[Selected text]:
----- Original Message -----
From: "Stuart Ellis" <stuellis@mediaone.net>
To: "Military Vehicles Mailing List" <mil-veh@mil-veh.org>
Sent: Sunday, October 29, 2000 12:03 PM
Subject: [MV] Controller Card For 1009
> Hi all!
> Can anyone tell me for sure if the civy glow plug card is the same as the
> Blazer 1009? One person told me yes, and 1 person said no the military
one
> is 24 volts.
> Can anyone shed some light? Also, my relay shows 24 volts on the battery
> side and 12 volts on the other. One person said there should be 12 volts
on
> both sides, and another that 24 volts on the battery side is right. Help!
On the controller card you removed, there should be a standard GM part
no. incorporated as part of the solder-mask on one of the card-edges.
That's a
valid GM part number, and I've ordered them through my local dealership
using
nothing but that.

[Record excerpts]:
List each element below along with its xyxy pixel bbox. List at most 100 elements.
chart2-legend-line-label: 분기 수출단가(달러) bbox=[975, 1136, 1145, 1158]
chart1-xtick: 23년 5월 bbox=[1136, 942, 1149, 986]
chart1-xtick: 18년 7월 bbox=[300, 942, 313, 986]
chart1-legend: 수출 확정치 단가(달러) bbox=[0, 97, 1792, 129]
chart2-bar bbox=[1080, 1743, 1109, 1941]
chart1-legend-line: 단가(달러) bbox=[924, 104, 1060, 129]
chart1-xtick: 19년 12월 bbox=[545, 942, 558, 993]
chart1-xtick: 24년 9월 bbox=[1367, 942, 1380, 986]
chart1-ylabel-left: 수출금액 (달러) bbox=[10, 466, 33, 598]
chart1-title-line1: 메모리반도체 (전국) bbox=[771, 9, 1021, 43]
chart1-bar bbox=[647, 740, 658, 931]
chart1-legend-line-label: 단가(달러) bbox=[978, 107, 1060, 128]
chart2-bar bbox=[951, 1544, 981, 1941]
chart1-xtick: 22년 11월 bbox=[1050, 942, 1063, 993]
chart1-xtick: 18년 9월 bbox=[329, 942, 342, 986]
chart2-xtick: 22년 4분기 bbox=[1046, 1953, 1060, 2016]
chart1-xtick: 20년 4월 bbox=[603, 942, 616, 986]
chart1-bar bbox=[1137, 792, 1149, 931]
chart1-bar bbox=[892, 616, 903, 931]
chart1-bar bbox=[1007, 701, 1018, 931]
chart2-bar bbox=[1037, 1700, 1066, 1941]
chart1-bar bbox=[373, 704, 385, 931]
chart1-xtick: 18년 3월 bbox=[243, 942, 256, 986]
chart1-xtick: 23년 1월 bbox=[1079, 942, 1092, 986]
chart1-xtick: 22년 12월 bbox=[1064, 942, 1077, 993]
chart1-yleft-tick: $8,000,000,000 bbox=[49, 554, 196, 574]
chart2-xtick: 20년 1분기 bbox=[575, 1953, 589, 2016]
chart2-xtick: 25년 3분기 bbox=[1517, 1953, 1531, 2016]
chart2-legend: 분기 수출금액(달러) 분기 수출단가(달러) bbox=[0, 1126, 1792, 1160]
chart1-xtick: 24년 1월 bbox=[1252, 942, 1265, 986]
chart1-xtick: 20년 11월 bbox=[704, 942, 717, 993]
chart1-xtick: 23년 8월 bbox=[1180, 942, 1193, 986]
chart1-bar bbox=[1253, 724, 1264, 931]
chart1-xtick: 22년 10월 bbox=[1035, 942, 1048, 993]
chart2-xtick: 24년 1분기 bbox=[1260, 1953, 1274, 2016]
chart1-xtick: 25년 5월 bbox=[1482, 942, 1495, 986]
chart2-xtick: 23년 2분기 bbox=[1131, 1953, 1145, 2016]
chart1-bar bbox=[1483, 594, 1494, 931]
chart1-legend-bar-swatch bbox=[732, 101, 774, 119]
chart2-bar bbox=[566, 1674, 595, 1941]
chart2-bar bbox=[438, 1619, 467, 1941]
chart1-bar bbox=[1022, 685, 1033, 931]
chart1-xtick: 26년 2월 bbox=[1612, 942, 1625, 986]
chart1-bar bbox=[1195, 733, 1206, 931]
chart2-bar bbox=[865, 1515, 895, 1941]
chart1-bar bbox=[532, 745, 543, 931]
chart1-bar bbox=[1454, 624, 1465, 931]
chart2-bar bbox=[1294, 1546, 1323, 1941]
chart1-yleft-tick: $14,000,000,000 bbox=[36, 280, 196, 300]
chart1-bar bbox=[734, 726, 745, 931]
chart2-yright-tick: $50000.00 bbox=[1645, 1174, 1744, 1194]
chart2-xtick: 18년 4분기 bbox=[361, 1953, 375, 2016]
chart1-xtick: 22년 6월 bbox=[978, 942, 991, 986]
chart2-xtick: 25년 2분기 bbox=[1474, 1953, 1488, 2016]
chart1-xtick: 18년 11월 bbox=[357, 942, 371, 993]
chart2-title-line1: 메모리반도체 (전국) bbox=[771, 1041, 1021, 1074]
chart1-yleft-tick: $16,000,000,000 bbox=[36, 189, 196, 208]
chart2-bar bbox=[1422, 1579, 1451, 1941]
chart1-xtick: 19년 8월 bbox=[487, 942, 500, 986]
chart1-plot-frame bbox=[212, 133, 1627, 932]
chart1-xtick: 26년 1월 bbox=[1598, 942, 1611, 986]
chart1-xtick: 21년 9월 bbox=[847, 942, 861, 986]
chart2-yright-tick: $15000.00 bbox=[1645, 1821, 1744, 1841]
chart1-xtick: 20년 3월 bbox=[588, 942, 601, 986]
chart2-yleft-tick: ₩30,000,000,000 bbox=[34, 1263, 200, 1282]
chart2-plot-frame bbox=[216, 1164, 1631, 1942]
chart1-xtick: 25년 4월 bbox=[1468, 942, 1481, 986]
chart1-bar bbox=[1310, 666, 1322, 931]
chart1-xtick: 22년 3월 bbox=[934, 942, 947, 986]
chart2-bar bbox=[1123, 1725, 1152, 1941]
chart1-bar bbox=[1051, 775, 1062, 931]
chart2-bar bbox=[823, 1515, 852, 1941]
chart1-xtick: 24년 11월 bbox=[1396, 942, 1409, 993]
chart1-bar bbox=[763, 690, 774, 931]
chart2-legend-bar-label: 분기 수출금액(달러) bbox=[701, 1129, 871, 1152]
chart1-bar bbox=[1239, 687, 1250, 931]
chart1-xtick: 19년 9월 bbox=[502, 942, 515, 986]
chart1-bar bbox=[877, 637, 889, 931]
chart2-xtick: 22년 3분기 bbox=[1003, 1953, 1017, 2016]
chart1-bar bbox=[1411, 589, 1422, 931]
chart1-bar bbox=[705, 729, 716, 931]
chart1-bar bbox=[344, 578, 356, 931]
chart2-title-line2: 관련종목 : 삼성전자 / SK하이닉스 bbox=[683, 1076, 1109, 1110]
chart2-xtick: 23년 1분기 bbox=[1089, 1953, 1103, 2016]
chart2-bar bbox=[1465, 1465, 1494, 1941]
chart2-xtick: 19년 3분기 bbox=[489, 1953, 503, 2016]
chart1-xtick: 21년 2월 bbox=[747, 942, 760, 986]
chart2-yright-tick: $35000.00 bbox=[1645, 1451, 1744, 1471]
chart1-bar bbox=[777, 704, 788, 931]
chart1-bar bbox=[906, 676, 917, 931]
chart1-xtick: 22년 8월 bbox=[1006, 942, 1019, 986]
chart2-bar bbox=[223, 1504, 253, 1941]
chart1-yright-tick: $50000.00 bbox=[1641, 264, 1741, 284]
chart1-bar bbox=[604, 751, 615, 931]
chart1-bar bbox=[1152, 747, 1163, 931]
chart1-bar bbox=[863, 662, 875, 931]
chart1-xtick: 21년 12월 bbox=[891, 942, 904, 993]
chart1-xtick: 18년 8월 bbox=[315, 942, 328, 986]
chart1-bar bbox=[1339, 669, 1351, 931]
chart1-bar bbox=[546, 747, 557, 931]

[Exercises to complete]:
A. In the mailing-list message about the glow plug controller card, where does the reply say the standard GM part number appears on the card?
B. Pull out the lines of the records from the very first line through the line that contains "chart1-ylabel-left: 수출금액 (달러)", inclusive, and reproduce them unchanged.

[Solution set]:
A. It is incorporated as part of the solder-mask on one of the card-edges.

B.
List each element below along with its xyxy pixel bbox. List at most 100 elements.
chart2-legend-line-label: 분기 수출단가(달러) bbox=[975, 1136, 1145, 1158]
chart1-xtick: 23년 5월 bbox=[1136, 942, 1149, 986]
chart1-xtick: 18년 7월 bbox=[300, 942, 313, 986]
chart1-legend: 수출 확정치 단가(달러) bbox=[0, 97, 1792, 129]
chart2-bar bbox=[1080, 1743, 1109, 1941]
chart1-legend-line: 단가(달러) bbox=[924, 104, 1060, 129]
chart1-xtick: 19년 12월 bbox=[545, 942, 558, 993]
chart1-xtick: 24년 9월 bbox=[1367, 942, 1380, 986]
chart1-ylabel-left: 수출금액 (달러) bbox=[10, 466, 33, 598]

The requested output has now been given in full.